* Begin *

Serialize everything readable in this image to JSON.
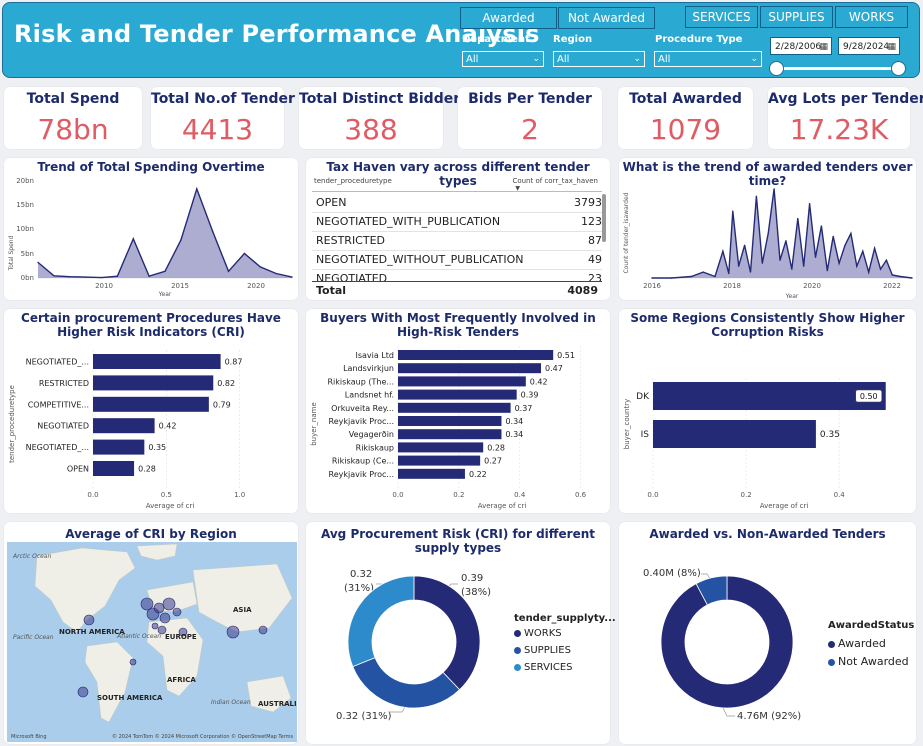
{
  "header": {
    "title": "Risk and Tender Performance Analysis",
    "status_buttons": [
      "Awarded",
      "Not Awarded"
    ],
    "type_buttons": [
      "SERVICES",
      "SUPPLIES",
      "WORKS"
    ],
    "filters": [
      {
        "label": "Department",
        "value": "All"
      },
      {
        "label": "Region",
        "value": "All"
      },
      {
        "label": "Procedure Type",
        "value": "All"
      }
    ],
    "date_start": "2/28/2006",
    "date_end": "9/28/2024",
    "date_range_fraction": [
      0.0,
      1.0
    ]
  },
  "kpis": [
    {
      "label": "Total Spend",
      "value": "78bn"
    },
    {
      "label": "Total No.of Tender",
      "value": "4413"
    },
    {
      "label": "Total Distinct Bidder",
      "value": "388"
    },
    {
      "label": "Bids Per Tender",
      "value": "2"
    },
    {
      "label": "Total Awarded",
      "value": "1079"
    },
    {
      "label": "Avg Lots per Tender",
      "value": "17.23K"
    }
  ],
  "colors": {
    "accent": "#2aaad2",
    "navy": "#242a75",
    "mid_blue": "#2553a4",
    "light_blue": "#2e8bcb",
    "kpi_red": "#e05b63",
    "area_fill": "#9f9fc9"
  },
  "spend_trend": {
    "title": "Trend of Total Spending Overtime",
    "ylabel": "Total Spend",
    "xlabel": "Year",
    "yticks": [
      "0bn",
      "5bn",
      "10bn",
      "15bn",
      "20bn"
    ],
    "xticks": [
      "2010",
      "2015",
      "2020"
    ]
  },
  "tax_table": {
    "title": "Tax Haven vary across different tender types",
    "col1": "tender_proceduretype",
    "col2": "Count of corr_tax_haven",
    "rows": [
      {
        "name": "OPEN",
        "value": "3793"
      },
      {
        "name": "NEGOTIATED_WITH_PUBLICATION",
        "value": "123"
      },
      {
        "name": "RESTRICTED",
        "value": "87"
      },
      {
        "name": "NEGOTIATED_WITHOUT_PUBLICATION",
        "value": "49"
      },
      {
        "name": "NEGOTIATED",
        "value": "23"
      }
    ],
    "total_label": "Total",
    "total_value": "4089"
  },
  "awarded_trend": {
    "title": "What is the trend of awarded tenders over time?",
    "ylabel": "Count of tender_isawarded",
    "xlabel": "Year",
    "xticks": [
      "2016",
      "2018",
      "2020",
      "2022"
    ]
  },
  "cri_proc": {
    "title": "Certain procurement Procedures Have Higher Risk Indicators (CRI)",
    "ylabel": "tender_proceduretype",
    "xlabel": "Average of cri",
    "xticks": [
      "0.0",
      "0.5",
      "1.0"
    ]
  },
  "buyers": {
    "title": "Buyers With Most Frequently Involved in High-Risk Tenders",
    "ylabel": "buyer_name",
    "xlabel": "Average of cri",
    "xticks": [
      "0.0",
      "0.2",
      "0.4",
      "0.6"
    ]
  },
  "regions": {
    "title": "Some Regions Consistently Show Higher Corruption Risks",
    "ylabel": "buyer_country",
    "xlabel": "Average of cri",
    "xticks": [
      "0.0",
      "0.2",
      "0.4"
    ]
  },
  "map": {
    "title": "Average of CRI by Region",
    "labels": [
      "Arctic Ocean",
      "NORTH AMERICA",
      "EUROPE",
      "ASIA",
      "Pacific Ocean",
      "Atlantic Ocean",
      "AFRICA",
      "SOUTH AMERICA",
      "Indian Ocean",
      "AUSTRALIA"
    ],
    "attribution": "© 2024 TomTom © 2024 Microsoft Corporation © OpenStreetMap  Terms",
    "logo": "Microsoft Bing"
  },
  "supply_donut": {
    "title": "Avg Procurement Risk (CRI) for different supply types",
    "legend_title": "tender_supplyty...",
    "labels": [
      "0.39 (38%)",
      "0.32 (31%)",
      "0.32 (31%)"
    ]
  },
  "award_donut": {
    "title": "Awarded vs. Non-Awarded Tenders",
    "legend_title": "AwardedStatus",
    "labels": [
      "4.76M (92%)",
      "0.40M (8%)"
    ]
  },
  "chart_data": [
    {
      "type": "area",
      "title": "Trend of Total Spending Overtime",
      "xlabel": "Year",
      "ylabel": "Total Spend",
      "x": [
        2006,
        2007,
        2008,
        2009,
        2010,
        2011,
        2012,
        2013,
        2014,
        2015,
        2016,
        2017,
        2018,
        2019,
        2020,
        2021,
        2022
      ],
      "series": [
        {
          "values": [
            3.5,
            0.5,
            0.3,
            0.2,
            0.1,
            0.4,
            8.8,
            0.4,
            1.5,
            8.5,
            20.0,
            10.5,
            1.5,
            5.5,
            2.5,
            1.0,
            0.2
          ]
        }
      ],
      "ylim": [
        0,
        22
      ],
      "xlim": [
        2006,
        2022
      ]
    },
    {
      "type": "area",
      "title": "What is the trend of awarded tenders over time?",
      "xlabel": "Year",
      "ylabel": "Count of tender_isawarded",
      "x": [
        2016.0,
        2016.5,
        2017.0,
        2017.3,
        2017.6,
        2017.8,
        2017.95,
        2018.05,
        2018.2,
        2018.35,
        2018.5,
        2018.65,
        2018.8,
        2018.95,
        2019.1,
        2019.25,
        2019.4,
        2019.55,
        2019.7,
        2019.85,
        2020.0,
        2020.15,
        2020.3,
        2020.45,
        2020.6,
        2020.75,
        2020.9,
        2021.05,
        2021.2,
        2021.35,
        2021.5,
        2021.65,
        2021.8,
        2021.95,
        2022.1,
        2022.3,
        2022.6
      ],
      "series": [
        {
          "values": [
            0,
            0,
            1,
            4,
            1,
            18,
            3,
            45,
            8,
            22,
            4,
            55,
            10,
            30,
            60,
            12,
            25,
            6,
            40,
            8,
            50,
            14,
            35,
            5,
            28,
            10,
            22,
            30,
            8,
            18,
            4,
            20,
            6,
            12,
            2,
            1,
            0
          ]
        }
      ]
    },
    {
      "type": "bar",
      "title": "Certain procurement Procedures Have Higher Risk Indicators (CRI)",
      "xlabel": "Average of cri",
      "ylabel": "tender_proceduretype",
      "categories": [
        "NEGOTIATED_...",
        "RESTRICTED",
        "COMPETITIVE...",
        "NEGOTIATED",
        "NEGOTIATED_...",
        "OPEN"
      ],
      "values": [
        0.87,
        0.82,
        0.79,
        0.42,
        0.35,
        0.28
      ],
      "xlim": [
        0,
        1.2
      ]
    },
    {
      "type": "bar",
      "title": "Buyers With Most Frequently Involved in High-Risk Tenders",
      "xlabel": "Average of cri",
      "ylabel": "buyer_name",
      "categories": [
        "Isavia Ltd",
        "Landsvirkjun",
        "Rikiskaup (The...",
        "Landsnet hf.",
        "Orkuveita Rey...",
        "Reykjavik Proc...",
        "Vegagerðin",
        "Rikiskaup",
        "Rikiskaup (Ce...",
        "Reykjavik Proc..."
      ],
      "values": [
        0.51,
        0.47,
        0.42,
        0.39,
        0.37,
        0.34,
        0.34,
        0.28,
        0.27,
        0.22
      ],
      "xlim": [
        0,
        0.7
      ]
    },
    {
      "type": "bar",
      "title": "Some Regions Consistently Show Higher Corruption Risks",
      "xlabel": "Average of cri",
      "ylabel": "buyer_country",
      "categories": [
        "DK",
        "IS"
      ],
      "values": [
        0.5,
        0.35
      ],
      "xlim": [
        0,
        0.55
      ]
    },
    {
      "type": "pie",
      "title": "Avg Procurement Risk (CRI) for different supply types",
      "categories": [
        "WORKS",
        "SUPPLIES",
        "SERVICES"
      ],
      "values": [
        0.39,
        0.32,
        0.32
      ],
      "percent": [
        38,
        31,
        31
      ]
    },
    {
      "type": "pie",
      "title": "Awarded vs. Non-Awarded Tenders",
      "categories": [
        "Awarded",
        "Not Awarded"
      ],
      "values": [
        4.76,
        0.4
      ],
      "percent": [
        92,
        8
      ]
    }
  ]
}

* End *

* PROBLEM
Only lines with the word "What" should be collected from the material.

* OUTPUT
    "title": "What is the trend of awarded tenders over time?",
      "title": "What is the trend of awarded tenders over time?",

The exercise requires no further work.